===== Supplied entries

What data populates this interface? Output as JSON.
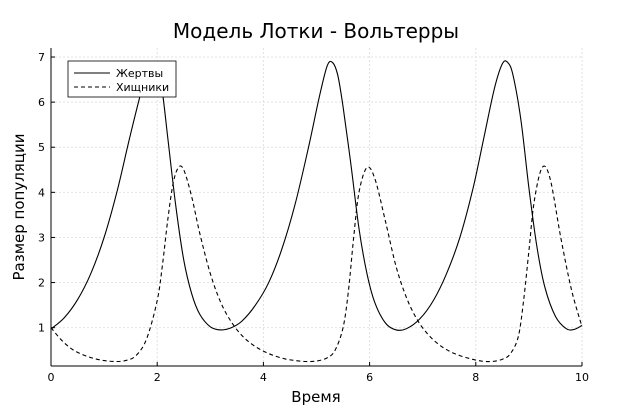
{
  "chart_data": {
    "type": "line",
    "title": "Модель Лотки - Вольтерры",
    "xlabel": "Время",
    "ylabel": "Размер популяции",
    "xlim": [
      0,
      10
    ],
    "ylim": [
      0.15,
      7.2
    ],
    "xticks": [
      "0",
      "2",
      "4",
      "6",
      "8",
      "10"
    ],
    "yticks": [
      "1",
      "2",
      "3",
      "4",
      "5",
      "6",
      "7"
    ],
    "grid": true,
    "legend_position": "top-left",
    "series": [
      {
        "name": "Жертвы",
        "line_style": "solid",
        "color": "#000000",
        "x": [
          0,
          0.25,
          0.5,
          0.75,
          1.0,
          1.25,
          1.5,
          1.75,
          1.9,
          2.0,
          2.1,
          2.2,
          2.35,
          2.5,
          2.65,
          2.8,
          3.0,
          3.2,
          3.4,
          3.6,
          3.85,
          4.1,
          4.35,
          4.6,
          4.85,
          5.05,
          5.2,
          5.3,
          5.4,
          5.5,
          5.65,
          5.8,
          5.95,
          6.1,
          6.3,
          6.5,
          6.7,
          6.95,
          7.2,
          7.45,
          7.7,
          7.95,
          8.15,
          8.35,
          8.5,
          8.6,
          8.7,
          8.85,
          9.0,
          9.15,
          9.3,
          9.5,
          9.7,
          9.85,
          10.0
        ],
        "values": [
          0.97,
          1.22,
          1.62,
          2.2,
          3.0,
          4.05,
          5.3,
          6.45,
          6.85,
          6.8,
          6.2,
          5.2,
          3.7,
          2.5,
          1.75,
          1.3,
          1.02,
          0.95,
          1.0,
          1.15,
          1.5,
          2.0,
          2.75,
          3.75,
          5.0,
          6.1,
          6.8,
          6.88,
          6.6,
          5.9,
          4.6,
          3.2,
          2.2,
          1.55,
          1.1,
          0.95,
          0.98,
          1.2,
          1.6,
          2.2,
          3.0,
          4.1,
          5.2,
          6.3,
          6.85,
          6.88,
          6.6,
          5.6,
          4.1,
          2.8,
          1.9,
          1.25,
          0.98,
          0.96,
          1.05
        ]
      },
      {
        "name": "Хищники",
        "line_style": "dashed",
        "color": "#000000",
        "x": [
          0,
          0.2,
          0.4,
          0.6,
          0.8,
          1.0,
          1.2,
          1.4,
          1.6,
          1.8,
          2.0,
          2.1,
          2.2,
          2.3,
          2.4,
          2.5,
          2.65,
          2.8,
          3.0,
          3.2,
          3.4,
          3.6,
          3.8,
          4.0,
          4.2,
          4.4,
          4.6,
          4.8,
          5.0,
          5.2,
          5.35,
          5.5,
          5.6,
          5.7,
          5.8,
          5.95,
          6.1,
          6.3,
          6.5,
          6.7,
          6.9,
          7.1,
          7.3,
          7.5,
          7.7,
          7.9,
          8.1,
          8.3,
          8.5,
          8.65,
          8.8,
          8.9,
          9.0,
          9.1,
          9.25,
          9.4,
          9.6,
          9.8,
          10.0
        ],
        "values": [
          1.0,
          0.72,
          0.52,
          0.4,
          0.32,
          0.27,
          0.25,
          0.27,
          0.38,
          0.75,
          1.6,
          2.4,
          3.4,
          4.2,
          4.55,
          4.5,
          3.9,
          3.1,
          2.2,
          1.55,
          1.12,
          0.82,
          0.62,
          0.48,
          0.38,
          0.31,
          0.27,
          0.25,
          0.26,
          0.33,
          0.5,
          1.0,
          1.8,
          3.0,
          4.0,
          4.55,
          4.3,
          3.35,
          2.35,
          1.65,
          1.17,
          0.85,
          0.63,
          0.48,
          0.38,
          0.31,
          0.26,
          0.25,
          0.3,
          0.42,
          0.8,
          1.6,
          2.7,
          3.8,
          4.55,
          4.3,
          3.0,
          1.85,
          1.02
        ]
      }
    ]
  }
}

==========

* _What needs to be done_:
Quote every record above exactly, leaving out the pictures.

* _The result_:
What data populates this interface? Output as JSON.
{
  "chart_data": {
    "type": "line",
    "title": "Модель Лотки - Вольтерры",
    "xlabel": "Время",
    "ylabel": "Размер популяции",
    "xlim": [
      0,
      10
    ],
    "ylim": [
      0.15,
      7.2
    ],
    "xticks": [
      "0",
      "2",
      "4",
      "6",
      "8",
      "10"
    ],
    "yticks": [
      "1",
      "2",
      "3",
      "4",
      "5",
      "6",
      "7"
    ],
    "grid": true,
    "legend_position": "top-left",
    "series": [
      {
        "name": "Жертвы",
        "line_style": "solid",
        "color": "#000000",
        "x": [
          0,
          0.25,
          0.5,
          0.75,
          1.0,
          1.25,
          1.5,
          1.75,
          1.9,
          2.0,
          2.1,
          2.2,
          2.35,
          2.5,
          2.65,
          2.8,
          3.0,
          3.2,
          3.4,
          3.6,
          3.85,
          4.1,
          4.35,
          4.6,
          4.85,
          5.05,
          5.2,
          5.3,
          5.4,
          5.5,
          5.65,
          5.8,
          5.95,
          6.1,
          6.3,
          6.5,
          6.7,
          6.95,
          7.2,
          7.45,
          7.7,
          7.95,
          8.15,
          8.35,
          8.5,
          8.6,
          8.7,
          8.85,
          9.0,
          9.15,
          9.3,
          9.5,
          9.7,
          9.85,
          10.0
        ],
        "values": [
          0.97,
          1.22,
          1.62,
          2.2,
          3.0,
          4.05,
          5.3,
          6.45,
          6.85,
          6.8,
          6.2,
          5.2,
          3.7,
          2.5,
          1.75,
          1.3,
          1.02,
          0.95,
          1.0,
          1.15,
          1.5,
          2.0,
          2.75,
          3.75,
          5.0,
          6.1,
          6.8,
          6.88,
          6.6,
          5.9,
          4.6,
          3.2,
          2.2,
          1.55,
          1.1,
          0.95,
          0.98,
          1.2,
          1.6,
          2.2,
          3.0,
          4.1,
          5.2,
          6.3,
          6.85,
          6.88,
          6.6,
          5.6,
          4.1,
          2.8,
          1.9,
          1.25,
          0.98,
          0.96,
          1.05
        ]
      },
      {
        "name": "Хищники",
        "line_style": "dashed",
        "color": "#000000",
        "x": [
          0,
          0.2,
          0.4,
          0.6,
          0.8,
          1.0,
          1.2,
          1.4,
          1.6,
          1.8,
          2.0,
          2.1,
          2.2,
          2.3,
          2.4,
          2.5,
          2.65,
          2.8,
          3.0,
          3.2,
          3.4,
          3.6,
          3.8,
          4.0,
          4.2,
          4.4,
          4.6,
          4.8,
          5.0,
          5.2,
          5.35,
          5.5,
          5.6,
          5.7,
          5.8,
          5.95,
          6.1,
          6.3,
          6.5,
          6.7,
          6.9,
          7.1,
          7.3,
          7.5,
          7.7,
          7.9,
          8.1,
          8.3,
          8.5,
          8.65,
          8.8,
          8.9,
          9.0,
          9.1,
          9.25,
          9.4,
          9.6,
          9.8,
          10.0
        ],
        "values": [
          1.0,
          0.72,
          0.52,
          0.4,
          0.32,
          0.27,
          0.25,
          0.27,
          0.38,
          0.75,
          1.6,
          2.4,
          3.4,
          4.2,
          4.55,
          4.5,
          3.9,
          3.1,
          2.2,
          1.55,
          1.12,
          0.82,
          0.62,
          0.48,
          0.38,
          0.31,
          0.27,
          0.25,
          0.26,
          0.33,
          0.5,
          1.0,
          1.8,
          3.0,
          4.0,
          4.55,
          4.3,
          3.35,
          2.35,
          1.65,
          1.17,
          0.85,
          0.63,
          0.48,
          0.38,
          0.31,
          0.26,
          0.25,
          0.3,
          0.42,
          0.8,
          1.6,
          2.7,
          3.8,
          4.55,
          4.3,
          3.0,
          1.85,
          1.02
        ]
      }
    ]
  }
}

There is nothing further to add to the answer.